TO BE DONE: Repeat the data that follows, word for word, without the images.

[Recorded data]
# # # #

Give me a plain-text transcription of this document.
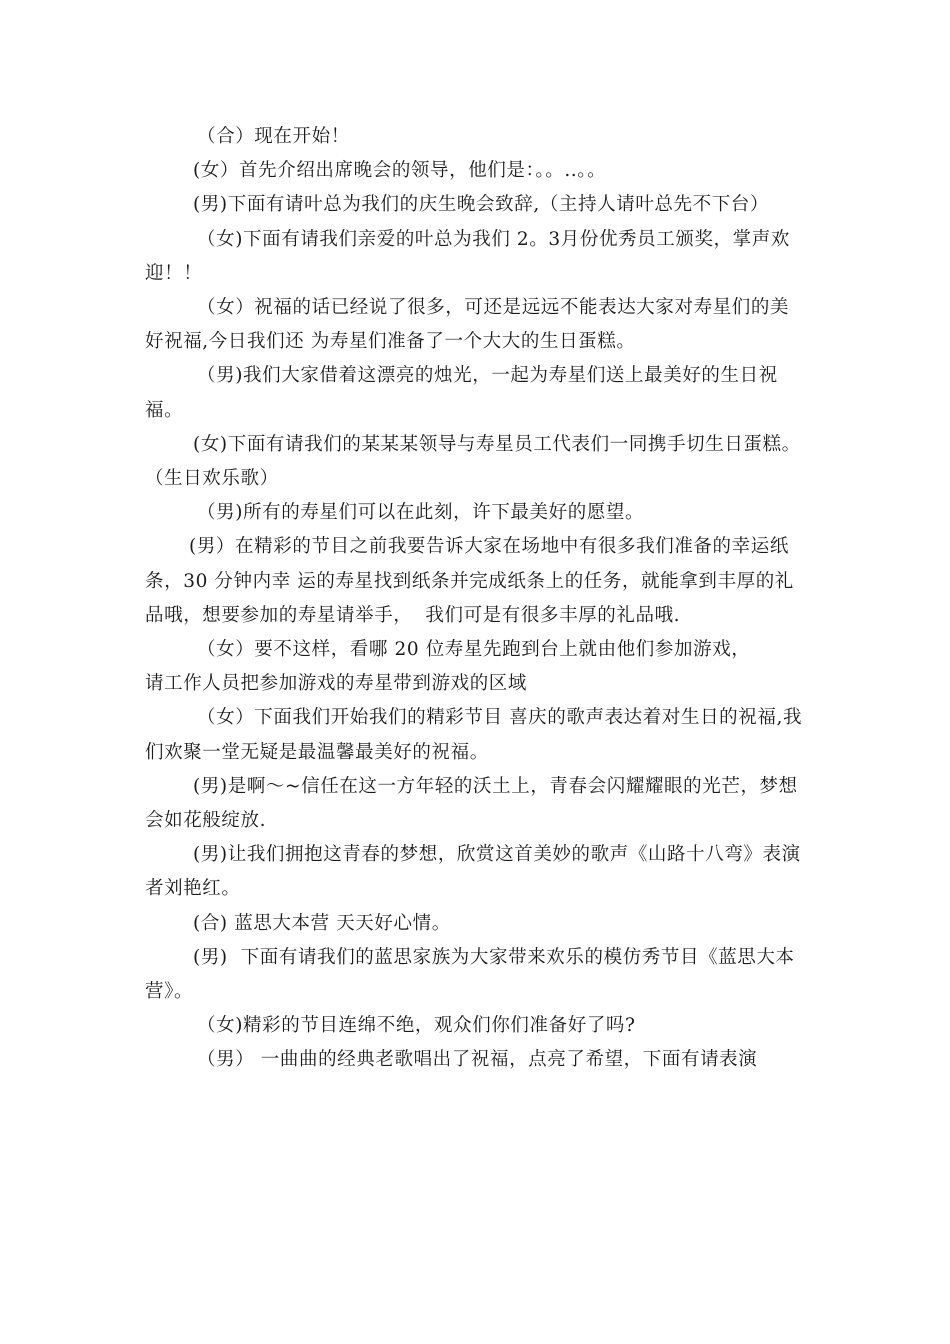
（合）现在开始！

(女）首先介绍出席晚会的领导，他们是：。。..。。

(男)下面有请叶总为我们的庆生晚会致辞,（主持人请叶总先不下台）

（女)下面有请我们亲爱的叶总为我们 2。3月份优秀员工颁奖，掌声欢迎！！

（女）祝福的话已经说了很多，可还是远远不能表达大家对寿星们的美好祝福,今日我们还 为寿星们准备了一个大大的生日蛋糕。

（男)我们大家借着这漂亮的烛光，一起为寿星们送上最美好的生日祝福。

(女)下面有请我们的某某某领导与寿星员工代表们一同携手切生日蛋糕。（生日欢乐歌）

（男)所有的寿星们可以在此刻，许下最美好的愿望。

(男）在精彩的节目之前我要告诉大家在场地中有很多我们准备的幸运纸条，30 分钟内幸 运的寿星找到纸条并完成纸条上的任务，就能拿到丰厚的礼品哦，想要参加的寿星请举手，  我们可是有很多丰厚的礼品哦.

（女）要不这样，看哪 20 位寿星先跑到台上就由他们参加游戏，

请工作人员把参加游戏的寿星带到游戏的区域

（女）下面我们开始我们的精彩节目 喜庆的歌声表达着对生日的祝福,我们欢聚一堂无疑是最温馨最美好的祝福。

(男)是啊～~信任在这一方年轻的沃土上，青春会闪耀耀眼的光芒，梦想会如花般绽放.

(男)让我们拥抱这青春的梦想，欣赏这首美妙的歌声《山路十八弯》表演者刘艳红。

(合) 蓝思大本营 天天好心情。

(男)  下面有请我们的蓝思家族为大家带来欢乐的模仿秀节目《蓝思大本营》。

（女)精彩的节目连绵不绝，观众们你们准备好了吗?

（男） 一曲曲的经典老歌唱出了祝福，点亮了希望，下面有请表演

# # # #

RESPONSE BELOW:
Give me a plain-text transcription of this document.
（合）现在开始！

(女）首先介绍出席晚会的领导，他们是：。。..。。

(男)下面有请叶总为我们的庆生晚会致辞,（主持人请叶总先不下台）

（女)下面有请我们亲爱的叶总为我们 2。3月份优秀员工颁奖，掌声欢迎！！

（女）祝福的话已经说了很多，可还是远远不能表达大家对寿星们的美好祝福,今日我们还 为寿星们准备了一个大大的生日蛋糕。

（男)我们大家借着这漂亮的烛光，一起为寿星们送上最美好的生日祝福。

(女)下面有请我们的某某某领导与寿星员工代表们一同携手切生日蛋糕。（生日欢乐歌）

（男)所有的寿星们可以在此刻，许下最美好的愿望。

(男）在精彩的节目之前我要告诉大家在场地中有很多我们准备的幸运纸条，30 分钟内幸 运的寿星找到纸条并完成纸条上的任务，就能拿到丰厚的礼品哦，想要参加的寿星请举手，  我们可是有很多丰厚的礼品哦.

（女）要不这样，看哪 20 位寿星先跑到台上就由他们参加游戏，

请工作人员把参加游戏的寿星带到游戏的区域

（女）下面我们开始我们的精彩节目 喜庆的歌声表达着对生日的祝福,我们欢聚一堂无疑是最温馨最美好的祝福。

(男)是啊～~信任在这一方年轻的沃土上，青春会闪耀耀眼的光芒，梦想会如花般绽放.

(男)让我们拥抱这青春的梦想，欣赏这首美妙的歌声《山路十八弯》表演者刘艳红。

(合) 蓝思大本营 天天好心情。

(男)  下面有请我们的蓝思家族为大家带来欢乐的模仿秀节目《蓝思大本营》。

（女)精彩的节目连绵不绝，观众们你们准备好了吗?

（男） 一曲曲的经典老歌唱出了祝福，点亮了希望，下面有请表演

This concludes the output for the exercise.